— Begin Raw records —

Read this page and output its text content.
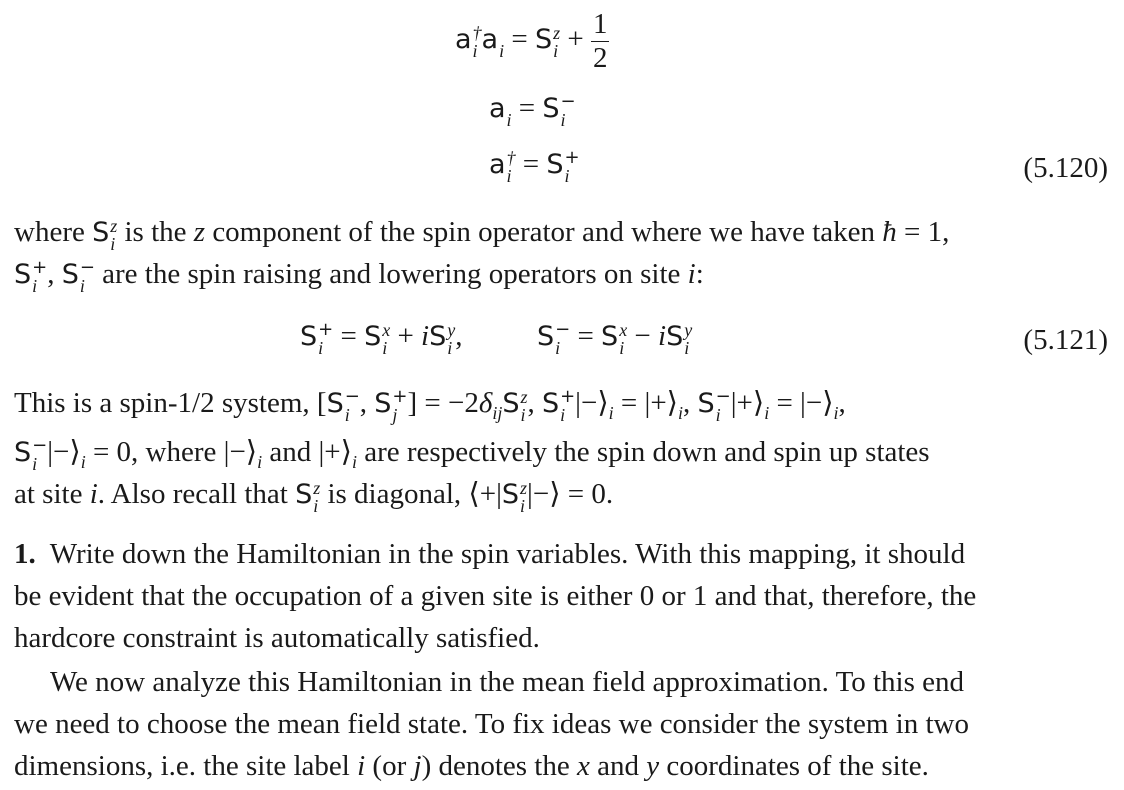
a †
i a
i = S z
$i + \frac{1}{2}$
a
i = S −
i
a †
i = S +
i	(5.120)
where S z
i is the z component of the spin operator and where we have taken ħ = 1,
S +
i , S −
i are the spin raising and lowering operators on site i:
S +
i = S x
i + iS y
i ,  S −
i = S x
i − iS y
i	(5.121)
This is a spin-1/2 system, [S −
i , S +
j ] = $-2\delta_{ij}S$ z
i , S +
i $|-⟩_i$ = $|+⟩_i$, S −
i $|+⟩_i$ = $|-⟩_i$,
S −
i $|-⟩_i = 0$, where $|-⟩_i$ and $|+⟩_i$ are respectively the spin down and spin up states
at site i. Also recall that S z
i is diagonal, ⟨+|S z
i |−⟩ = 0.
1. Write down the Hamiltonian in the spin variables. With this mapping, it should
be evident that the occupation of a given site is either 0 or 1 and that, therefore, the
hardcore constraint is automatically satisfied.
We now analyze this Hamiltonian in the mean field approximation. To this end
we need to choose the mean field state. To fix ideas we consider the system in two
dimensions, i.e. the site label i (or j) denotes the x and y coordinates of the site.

— End Raw records —
— Begin Raw records —

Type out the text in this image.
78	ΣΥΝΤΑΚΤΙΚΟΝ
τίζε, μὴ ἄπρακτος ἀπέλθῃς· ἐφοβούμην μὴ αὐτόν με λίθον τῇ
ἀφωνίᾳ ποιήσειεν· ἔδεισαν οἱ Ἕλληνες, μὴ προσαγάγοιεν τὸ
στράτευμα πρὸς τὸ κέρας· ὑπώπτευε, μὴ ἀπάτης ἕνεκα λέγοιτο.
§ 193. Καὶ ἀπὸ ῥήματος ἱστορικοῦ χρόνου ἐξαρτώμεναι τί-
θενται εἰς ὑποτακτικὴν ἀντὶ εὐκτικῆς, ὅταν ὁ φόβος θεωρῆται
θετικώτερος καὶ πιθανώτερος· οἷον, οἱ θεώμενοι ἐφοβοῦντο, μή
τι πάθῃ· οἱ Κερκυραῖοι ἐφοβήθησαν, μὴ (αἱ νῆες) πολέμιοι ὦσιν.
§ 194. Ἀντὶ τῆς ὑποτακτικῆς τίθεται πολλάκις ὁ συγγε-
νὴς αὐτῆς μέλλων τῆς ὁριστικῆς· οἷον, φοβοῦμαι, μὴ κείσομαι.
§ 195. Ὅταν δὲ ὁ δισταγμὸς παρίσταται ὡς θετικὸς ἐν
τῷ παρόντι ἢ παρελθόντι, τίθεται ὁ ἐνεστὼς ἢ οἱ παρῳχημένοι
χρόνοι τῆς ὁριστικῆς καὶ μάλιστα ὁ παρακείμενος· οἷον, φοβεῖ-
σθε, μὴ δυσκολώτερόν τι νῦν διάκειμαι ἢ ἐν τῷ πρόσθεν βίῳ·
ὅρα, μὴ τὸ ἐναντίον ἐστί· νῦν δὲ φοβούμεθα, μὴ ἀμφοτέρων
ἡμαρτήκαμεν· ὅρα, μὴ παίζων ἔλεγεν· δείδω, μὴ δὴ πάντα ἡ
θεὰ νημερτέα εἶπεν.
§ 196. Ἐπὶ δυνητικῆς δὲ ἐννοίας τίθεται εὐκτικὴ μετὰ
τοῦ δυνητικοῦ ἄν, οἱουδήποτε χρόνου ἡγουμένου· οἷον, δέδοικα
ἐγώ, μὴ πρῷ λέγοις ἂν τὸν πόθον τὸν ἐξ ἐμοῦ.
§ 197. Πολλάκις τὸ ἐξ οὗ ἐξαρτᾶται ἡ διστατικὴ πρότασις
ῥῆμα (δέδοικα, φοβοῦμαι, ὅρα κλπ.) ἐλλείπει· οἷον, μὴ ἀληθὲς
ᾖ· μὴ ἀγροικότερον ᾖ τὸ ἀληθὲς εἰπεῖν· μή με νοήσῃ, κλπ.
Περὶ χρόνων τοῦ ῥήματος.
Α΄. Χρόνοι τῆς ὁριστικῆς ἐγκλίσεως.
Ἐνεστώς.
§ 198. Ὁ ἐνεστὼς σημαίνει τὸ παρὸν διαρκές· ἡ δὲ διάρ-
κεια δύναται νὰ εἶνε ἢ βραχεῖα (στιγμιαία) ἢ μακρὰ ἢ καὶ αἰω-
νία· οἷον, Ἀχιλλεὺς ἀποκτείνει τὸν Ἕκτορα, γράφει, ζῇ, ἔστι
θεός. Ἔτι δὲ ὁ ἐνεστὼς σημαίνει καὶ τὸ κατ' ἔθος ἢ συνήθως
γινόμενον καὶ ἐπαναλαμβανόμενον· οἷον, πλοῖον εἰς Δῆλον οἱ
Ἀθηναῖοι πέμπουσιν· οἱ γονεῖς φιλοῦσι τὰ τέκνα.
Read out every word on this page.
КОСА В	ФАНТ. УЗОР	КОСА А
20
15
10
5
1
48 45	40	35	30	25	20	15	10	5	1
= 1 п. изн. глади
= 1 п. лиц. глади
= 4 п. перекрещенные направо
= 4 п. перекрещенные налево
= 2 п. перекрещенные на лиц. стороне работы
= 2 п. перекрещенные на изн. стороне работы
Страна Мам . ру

— End Raw records —
— Begin Raw records —

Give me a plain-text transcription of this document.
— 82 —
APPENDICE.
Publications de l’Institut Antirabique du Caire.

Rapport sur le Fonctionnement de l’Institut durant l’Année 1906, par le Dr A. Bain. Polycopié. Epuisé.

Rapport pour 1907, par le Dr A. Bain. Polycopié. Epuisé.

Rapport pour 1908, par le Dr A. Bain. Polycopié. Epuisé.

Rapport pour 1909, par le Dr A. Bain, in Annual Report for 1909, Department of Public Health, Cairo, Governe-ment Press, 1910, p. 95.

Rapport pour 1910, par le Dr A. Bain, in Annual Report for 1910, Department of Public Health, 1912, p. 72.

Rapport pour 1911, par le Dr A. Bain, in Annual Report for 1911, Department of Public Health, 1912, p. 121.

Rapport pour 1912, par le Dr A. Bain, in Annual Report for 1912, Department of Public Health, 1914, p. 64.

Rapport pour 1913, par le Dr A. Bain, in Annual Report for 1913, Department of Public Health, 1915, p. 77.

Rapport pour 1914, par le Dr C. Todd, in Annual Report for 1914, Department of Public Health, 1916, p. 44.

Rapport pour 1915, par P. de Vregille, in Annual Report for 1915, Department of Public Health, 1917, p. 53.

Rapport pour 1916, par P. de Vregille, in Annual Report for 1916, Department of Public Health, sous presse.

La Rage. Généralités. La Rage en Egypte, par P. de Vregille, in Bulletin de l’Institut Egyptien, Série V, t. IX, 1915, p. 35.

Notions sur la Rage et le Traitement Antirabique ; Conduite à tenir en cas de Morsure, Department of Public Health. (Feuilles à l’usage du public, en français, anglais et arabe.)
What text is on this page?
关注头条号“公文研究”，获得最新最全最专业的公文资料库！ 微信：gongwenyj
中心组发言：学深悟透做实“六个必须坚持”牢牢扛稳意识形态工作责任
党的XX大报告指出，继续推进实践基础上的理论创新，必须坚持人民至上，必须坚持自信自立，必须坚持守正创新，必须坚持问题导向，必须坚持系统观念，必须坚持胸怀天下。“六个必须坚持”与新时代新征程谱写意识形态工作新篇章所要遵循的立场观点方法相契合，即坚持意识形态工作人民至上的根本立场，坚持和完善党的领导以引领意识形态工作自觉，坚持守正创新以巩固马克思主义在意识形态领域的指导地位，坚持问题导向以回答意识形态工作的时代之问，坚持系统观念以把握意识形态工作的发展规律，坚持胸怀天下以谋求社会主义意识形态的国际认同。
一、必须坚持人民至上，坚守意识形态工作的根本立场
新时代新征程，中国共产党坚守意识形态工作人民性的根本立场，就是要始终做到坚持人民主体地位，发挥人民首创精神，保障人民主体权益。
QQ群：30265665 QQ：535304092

— End Raw records —

State the number of lines that contain the string "Rage", with no other words.

### Written response
2